EXERCISE BRIEF = Repeat the records below exactly, leaving out any pictures.

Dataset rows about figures
____

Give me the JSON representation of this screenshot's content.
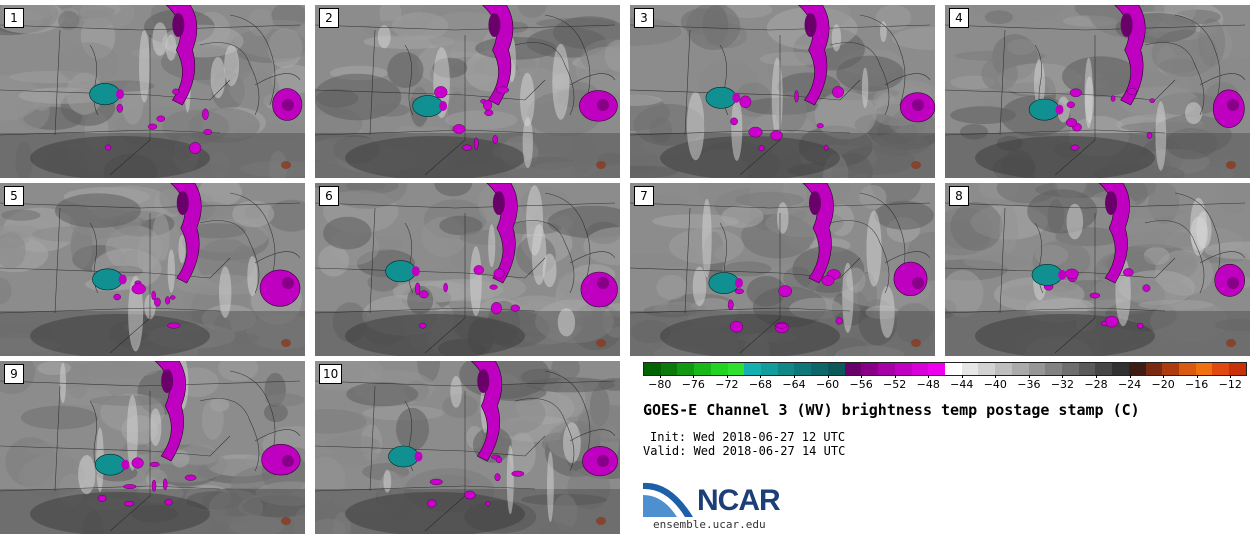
{
  "panels": [
    {
      "label": "1"
    },
    {
      "label": "2"
    },
    {
      "label": "3"
    },
    {
      "label": "4"
    },
    {
      "label": "5"
    },
    {
      "label": "6"
    },
    {
      "label": "7"
    },
    {
      "label": "8"
    },
    {
      "label": "9"
    },
    {
      "label": "10"
    }
  ],
  "colorbar": {
    "ticks": [
      "−80",
      "−76",
      "−72",
      "−68",
      "−64",
      "−60",
      "−56",
      "−52",
      "−48",
      "−44",
      "−40",
      "−36",
      "−32",
      "−28",
      "−24",
      "−20",
      "−16",
      "−12"
    ],
    "min": -82,
    "max": -10,
    "colors": [
      "#006400",
      "#0a7a0a",
      "#119911",
      "#18b818",
      "#22d422",
      "#2fe02f",
      "#14b0b0",
      "#129c9c",
      "#108888",
      "#0e7878",
      "#0c6868",
      "#0a5a5a",
      "#6a006a",
      "#880088",
      "#a600a6",
      "#c000c0",
      "#d800d8",
      "#ee00ee",
      "#ffffff",
      "#e6e6e6",
      "#d2d2d2",
      "#bebebe",
      "#aaaaaa",
      "#969696",
      "#828282",
      "#6e6e6e",
      "#5a5a5a",
      "#464646",
      "#323232",
      "#3c1e14",
      "#7a2a10",
      "#b03a10",
      "#d85a10",
      "#f07010",
      "#e04a10",
      "#c83008"
    ]
  },
  "title": "GOES-E Channel 3 (WV) brightness temp postage stamp (C)",
  "init": "Init: Wed 2018-06-27 12 UTC",
  "valid": "Valid: Wed 2018-06-27 14 UTC",
  "logo": {
    "text": "NCAR",
    "color": "#1d3f78"
  },
  "site": "ensemble.ucar.edu"
}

____

SOLUTION =
Give me the JSON representation of this screenshot's content.
{
  "panels": [
    {
      "label": "1"
    },
    {
      "label": "2"
    },
    {
      "label": "3"
    },
    {
      "label": "4"
    },
    {
      "label": "5"
    },
    {
      "label": "6"
    },
    {
      "label": "7"
    },
    {
      "label": "8"
    },
    {
      "label": "9"
    },
    {
      "label": "10"
    }
  ],
  "colorbar": {
    "ticks": [
      "−80",
      "−76",
      "−72",
      "−68",
      "−64",
      "−60",
      "−56",
      "−52",
      "−48",
      "−44",
      "−40",
      "−36",
      "−32",
      "−28",
      "−24",
      "−20",
      "−16",
      "−12"
    ],
    "min": -82,
    "max": -10,
    "colors": [
      "#006400",
      "#0a7a0a",
      "#119911",
      "#18b818",
      "#22d422",
      "#2fe02f",
      "#14b0b0",
      "#129c9c",
      "#108888",
      "#0e7878",
      "#0c6868",
      "#0a5a5a",
      "#6a006a",
      "#880088",
      "#a600a6",
      "#c000c0",
      "#d800d8",
      "#ee00ee",
      "#ffffff",
      "#e6e6e6",
      "#d2d2d2",
      "#bebebe",
      "#aaaaaa",
      "#969696",
      "#828282",
      "#6e6e6e",
      "#5a5a5a",
      "#464646",
      "#323232",
      "#3c1e14",
      "#7a2a10",
      "#b03a10",
      "#d85a10",
      "#f07010",
      "#e04a10",
      "#c83008"
    ]
  },
  "title": "GOES-E Channel 3 (WV) brightness temp postage stamp (C)",
  "init": "Init: Wed 2018-06-27 12 UTC",
  "valid": "Valid: Wed 2018-06-27 14 UTC",
  "logo": {
    "text": "NCAR",
    "color": "#1d3f78"
  },
  "site": "ensemble.ucar.edu"
}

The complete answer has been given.